**What is required:**
Every line of the material is to be quoted verbatim, minus the pictures.

**Task material:**
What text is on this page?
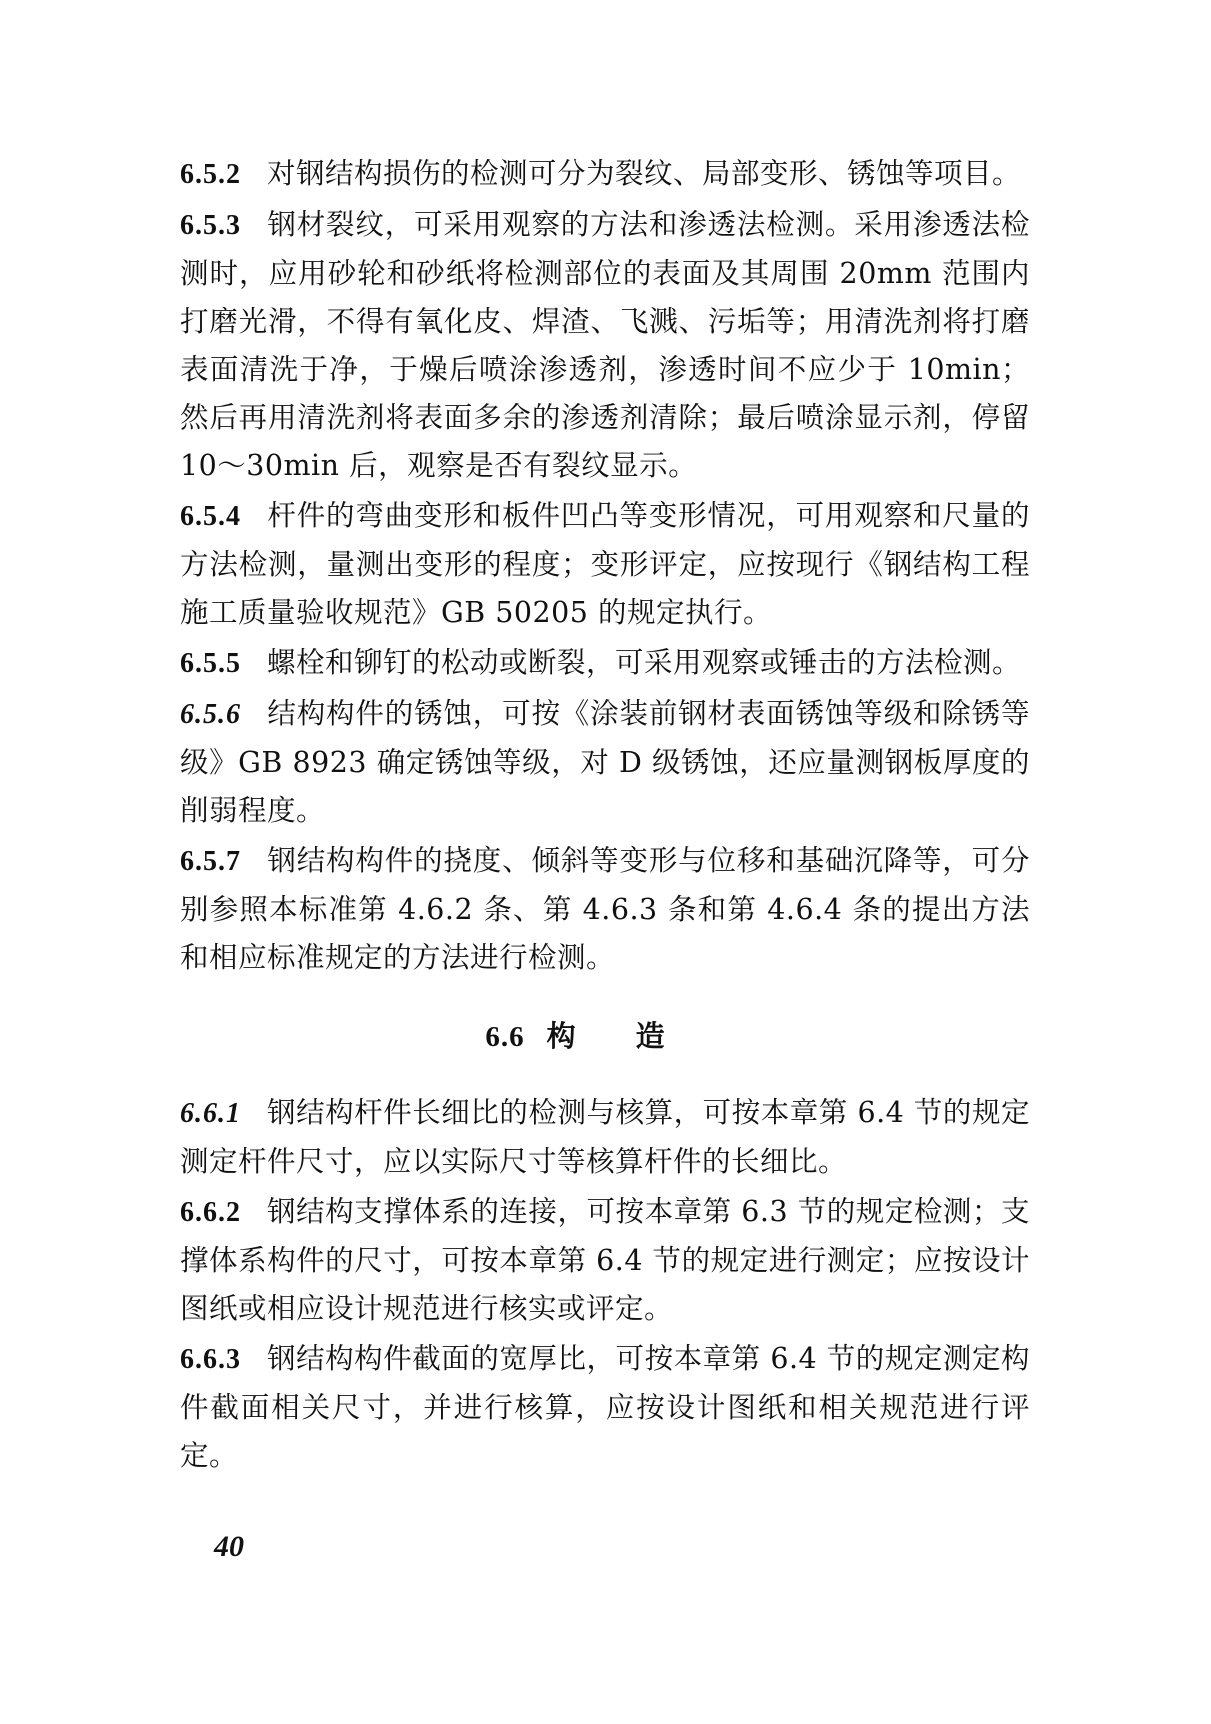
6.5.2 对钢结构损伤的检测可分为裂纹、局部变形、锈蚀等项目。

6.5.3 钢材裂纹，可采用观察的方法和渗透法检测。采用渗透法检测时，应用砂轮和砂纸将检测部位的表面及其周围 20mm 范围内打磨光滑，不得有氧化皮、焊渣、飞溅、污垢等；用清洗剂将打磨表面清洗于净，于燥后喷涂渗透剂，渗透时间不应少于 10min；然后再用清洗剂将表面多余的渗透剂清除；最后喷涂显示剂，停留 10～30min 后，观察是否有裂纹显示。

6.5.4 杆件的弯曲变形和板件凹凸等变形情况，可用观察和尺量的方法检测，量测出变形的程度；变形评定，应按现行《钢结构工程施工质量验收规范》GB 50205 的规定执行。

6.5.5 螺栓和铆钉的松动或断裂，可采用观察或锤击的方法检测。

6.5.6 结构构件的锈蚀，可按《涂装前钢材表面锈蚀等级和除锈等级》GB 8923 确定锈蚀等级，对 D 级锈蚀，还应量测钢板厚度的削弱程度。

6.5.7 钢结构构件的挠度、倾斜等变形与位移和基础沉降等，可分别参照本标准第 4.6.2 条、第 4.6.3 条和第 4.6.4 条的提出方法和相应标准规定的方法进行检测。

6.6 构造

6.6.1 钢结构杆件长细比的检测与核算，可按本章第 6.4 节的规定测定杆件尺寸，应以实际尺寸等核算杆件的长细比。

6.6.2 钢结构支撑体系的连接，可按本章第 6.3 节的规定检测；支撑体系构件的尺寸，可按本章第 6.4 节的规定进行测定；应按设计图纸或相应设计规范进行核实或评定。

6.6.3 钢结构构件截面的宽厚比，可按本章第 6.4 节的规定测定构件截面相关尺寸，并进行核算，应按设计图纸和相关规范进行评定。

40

**Output of the exercise:**
What text is on this page?
6.5.2 对钢结构损伤的检测可分为裂纹、局部变形、锈蚀等项目。

6.5.3 钢材裂纹，可采用观察的方法和渗透法检测。采用渗透法检测时，应用砂轮和砂纸将检测部位的表面及其周围 20mm 范围内打磨光滑，不得有氧化皮、焊渣、飞溅、污垢等；用清洗剂将打磨表面清洗于净，于燥后喷涂渗透剂，渗透时间不应少于 10min；然后再用清洗剂将表面多余的渗透剂清除；最后喷涂显示剂，停留 10～30min 后，观察是否有裂纹显示。

6.5.4 杆件的弯曲变形和板件凹凸等变形情况，可用观察和尺量的方法检测，量测出变形的程度；变形评定，应按现行《钢结构工程施工质量验收规范》GB 50205 的规定执行。

6.5.5 螺栓和铆钉的松动或断裂，可采用观察或锤击的方法检测。

6.5.6 结构构件的锈蚀，可按《涂装前钢材表面锈蚀等级和除锈等级》GB 8923 确定锈蚀等级，对 D 级锈蚀，还应量测钢板厚度的削弱程度。

6.5.7 钢结构构件的挠度、倾斜等变形与位移和基础沉降等，可分别参照本标准第 4.6.2 条、第 4.6.3 条和第 4.6.4 条的提出方法和相应标准规定的方法进行检测。

6.6 构造

6.6.1 钢结构杆件长细比的检测与核算，可按本章第 6.4 节的规定测定杆件尺寸，应以实际尺寸等核算杆件的长细比。

6.6.2 钢结构支撑体系的连接，可按本章第 6.3 节的规定检测；支撑体系构件的尺寸，可按本章第 6.4 节的规定进行测定；应按设计图纸或相应设计规范进行核实或评定。

6.6.3 钢结构构件截面的宽厚比，可按本章第 6.4 节的规定测定构件截面相关尺寸，并进行核算，应按设计图纸和相关规范进行评定。

40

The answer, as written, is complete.